Element location listings
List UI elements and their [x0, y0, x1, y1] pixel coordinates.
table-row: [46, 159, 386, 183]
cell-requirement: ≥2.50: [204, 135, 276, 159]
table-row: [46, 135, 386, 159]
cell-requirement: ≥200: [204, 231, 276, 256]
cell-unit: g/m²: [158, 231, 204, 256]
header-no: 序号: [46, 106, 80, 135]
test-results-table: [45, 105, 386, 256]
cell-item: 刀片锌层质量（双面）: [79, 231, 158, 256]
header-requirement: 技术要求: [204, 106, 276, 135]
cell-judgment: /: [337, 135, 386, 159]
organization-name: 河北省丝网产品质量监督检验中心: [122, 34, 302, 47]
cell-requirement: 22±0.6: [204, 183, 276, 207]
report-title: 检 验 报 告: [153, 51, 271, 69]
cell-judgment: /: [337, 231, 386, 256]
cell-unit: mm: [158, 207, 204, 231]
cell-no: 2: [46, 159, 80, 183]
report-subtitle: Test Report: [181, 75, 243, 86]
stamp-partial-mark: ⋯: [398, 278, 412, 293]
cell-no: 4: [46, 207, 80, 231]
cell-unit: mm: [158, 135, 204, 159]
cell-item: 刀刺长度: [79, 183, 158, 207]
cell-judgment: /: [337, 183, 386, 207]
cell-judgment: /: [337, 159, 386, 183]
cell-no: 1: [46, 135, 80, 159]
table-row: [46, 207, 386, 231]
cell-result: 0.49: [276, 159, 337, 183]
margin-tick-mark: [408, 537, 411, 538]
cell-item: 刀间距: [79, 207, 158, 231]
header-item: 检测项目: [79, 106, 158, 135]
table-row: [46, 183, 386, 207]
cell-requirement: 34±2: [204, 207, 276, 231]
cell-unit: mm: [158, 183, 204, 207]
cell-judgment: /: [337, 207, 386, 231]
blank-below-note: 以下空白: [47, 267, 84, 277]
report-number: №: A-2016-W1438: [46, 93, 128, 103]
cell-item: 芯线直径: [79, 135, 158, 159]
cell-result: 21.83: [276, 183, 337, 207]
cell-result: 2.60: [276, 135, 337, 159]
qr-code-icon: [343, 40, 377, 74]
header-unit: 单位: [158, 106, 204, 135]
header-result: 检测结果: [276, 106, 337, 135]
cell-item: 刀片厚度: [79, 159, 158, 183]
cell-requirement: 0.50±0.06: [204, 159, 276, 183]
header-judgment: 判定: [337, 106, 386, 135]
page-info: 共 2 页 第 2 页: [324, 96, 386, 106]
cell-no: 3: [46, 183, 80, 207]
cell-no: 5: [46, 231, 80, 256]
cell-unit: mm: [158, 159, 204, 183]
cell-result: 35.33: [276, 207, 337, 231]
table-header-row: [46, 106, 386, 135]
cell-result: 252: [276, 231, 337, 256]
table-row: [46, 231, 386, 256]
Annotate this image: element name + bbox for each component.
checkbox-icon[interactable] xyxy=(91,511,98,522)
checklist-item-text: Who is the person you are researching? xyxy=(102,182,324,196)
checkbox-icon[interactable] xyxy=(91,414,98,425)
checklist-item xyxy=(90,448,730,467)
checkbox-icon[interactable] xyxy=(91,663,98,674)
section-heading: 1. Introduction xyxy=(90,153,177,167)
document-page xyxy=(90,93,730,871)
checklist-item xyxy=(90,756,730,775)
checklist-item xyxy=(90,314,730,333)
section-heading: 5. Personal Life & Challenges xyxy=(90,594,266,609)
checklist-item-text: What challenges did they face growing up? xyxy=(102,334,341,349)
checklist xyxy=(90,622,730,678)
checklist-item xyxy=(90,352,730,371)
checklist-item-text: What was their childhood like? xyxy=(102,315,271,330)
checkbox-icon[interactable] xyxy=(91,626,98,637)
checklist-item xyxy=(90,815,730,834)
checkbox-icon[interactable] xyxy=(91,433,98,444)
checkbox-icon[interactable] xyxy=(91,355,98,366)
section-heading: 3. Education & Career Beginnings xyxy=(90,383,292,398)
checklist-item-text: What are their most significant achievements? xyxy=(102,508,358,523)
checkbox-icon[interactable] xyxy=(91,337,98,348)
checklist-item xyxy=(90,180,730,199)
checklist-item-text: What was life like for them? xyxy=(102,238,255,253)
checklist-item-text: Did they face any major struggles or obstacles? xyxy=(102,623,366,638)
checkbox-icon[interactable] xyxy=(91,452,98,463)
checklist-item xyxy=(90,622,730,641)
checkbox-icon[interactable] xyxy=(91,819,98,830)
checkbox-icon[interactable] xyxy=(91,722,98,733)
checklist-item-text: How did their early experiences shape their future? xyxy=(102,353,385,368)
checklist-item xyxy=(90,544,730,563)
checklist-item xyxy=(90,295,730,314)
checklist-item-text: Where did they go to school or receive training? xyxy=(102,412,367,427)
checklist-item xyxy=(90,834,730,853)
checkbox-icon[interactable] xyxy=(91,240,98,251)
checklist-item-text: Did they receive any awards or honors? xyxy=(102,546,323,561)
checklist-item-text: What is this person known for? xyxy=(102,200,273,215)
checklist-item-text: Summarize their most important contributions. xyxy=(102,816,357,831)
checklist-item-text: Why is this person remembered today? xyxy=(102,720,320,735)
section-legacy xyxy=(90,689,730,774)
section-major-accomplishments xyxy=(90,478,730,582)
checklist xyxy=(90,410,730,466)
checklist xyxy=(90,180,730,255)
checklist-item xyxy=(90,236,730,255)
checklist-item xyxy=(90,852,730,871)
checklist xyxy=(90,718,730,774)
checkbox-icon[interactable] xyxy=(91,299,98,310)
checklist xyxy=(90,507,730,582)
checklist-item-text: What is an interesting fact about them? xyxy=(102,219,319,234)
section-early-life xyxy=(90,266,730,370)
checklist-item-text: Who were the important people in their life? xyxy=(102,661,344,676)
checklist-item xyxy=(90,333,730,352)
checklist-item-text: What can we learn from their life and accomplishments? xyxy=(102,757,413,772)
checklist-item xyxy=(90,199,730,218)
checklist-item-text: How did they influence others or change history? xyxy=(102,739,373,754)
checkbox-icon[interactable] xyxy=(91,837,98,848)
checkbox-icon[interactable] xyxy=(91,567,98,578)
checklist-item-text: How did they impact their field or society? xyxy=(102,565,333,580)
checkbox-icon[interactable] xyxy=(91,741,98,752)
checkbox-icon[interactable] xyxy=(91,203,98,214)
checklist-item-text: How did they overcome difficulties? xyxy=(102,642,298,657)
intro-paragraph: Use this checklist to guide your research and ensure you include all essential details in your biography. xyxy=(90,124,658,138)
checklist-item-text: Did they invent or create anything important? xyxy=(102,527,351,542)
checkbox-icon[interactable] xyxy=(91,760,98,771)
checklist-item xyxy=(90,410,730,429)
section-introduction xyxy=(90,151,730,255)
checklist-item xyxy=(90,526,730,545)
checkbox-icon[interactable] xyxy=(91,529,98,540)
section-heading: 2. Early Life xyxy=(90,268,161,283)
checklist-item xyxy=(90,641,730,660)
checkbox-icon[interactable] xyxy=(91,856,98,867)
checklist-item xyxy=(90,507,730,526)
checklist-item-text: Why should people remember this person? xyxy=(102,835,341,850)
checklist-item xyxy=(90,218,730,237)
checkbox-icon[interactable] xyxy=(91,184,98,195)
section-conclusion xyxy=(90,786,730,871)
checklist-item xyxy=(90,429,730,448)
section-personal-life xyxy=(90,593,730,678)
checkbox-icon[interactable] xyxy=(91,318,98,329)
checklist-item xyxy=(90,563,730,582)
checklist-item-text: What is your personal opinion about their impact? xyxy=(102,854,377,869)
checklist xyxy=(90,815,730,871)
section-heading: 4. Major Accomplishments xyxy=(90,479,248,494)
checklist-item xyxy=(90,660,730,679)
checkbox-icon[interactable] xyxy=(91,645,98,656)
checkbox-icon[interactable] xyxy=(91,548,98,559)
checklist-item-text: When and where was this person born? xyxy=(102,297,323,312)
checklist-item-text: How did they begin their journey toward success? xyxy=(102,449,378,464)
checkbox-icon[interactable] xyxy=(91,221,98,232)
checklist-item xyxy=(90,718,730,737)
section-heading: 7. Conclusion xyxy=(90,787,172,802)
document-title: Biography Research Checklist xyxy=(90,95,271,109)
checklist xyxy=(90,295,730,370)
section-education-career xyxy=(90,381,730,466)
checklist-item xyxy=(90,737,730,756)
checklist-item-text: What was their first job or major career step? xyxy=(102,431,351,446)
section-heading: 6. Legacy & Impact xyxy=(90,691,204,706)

*REQUIREMENT:* Write out the records word for word, starting at their first line and ending at the line that contains "qr-code-icon: [343, 40, 377, 74]", with both of those lines included.

*EXERCISE ANSWER:*
List UI elements and their [x0, y0, x1, y1] pixel coordinates.
table-row: [46, 159, 386, 183]
cell-requirement: ≥2.50: [204, 135, 276, 159]
table-row: [46, 135, 386, 159]
cell-requirement: ≥200: [204, 231, 276, 256]
cell-unit: g/m²: [158, 231, 204, 256]
header-no: 序号: [46, 106, 80, 135]
test-results-table: [45, 105, 386, 256]
cell-item: 刀片锌层质量（双面）: [79, 231, 158, 256]
header-requirement: 技术要求: [204, 106, 276, 135]
cell-judgment: /: [337, 135, 386, 159]
organization-name: 河北省丝网产品质量监督检验中心: [122, 34, 302, 47]
cell-requirement: 22±0.6: [204, 183, 276, 207]
report-title: 检 验 报 告: [153, 51, 271, 69]
cell-judgment: /: [337, 231, 386, 256]
cell-unit: mm: [158, 207, 204, 231]
cell-no: 2: [46, 159, 80, 183]
report-subtitle: Test Report: [181, 75, 243, 86]
stamp-partial-mark: ⋯: [398, 278, 412, 293]
cell-no: 4: [46, 207, 80, 231]
cell-unit: mm: [158, 135, 204, 159]
cell-item: 刀刺长度: [79, 183, 158, 207]
cell-judgment: /: [337, 183, 386, 207]
cell-judgment: /: [337, 159, 386, 183]
cell-no: 1: [46, 135, 80, 159]
table-row: [46, 207, 386, 231]
cell-result: 0.49: [276, 159, 337, 183]
margin-tick-mark: [408, 537, 411, 538]
cell-item: 刀间距: [79, 207, 158, 231]
header-item: 检测项目: [79, 106, 158, 135]
table-row: [46, 183, 386, 207]
cell-requirement: 34±2: [204, 207, 276, 231]
cell-unit: mm: [158, 183, 204, 207]
cell-judgment: /: [337, 207, 386, 231]
blank-below-note: 以下空白: [47, 267, 84, 277]
report-number: №: A-2016-W1438: [46, 93, 128, 103]
cell-item: 芯线直径: [79, 135, 158, 159]
cell-result: 21.83: [276, 183, 337, 207]
cell-result: 2.60: [276, 135, 337, 159]
qr-code-icon: [343, 40, 377, 74]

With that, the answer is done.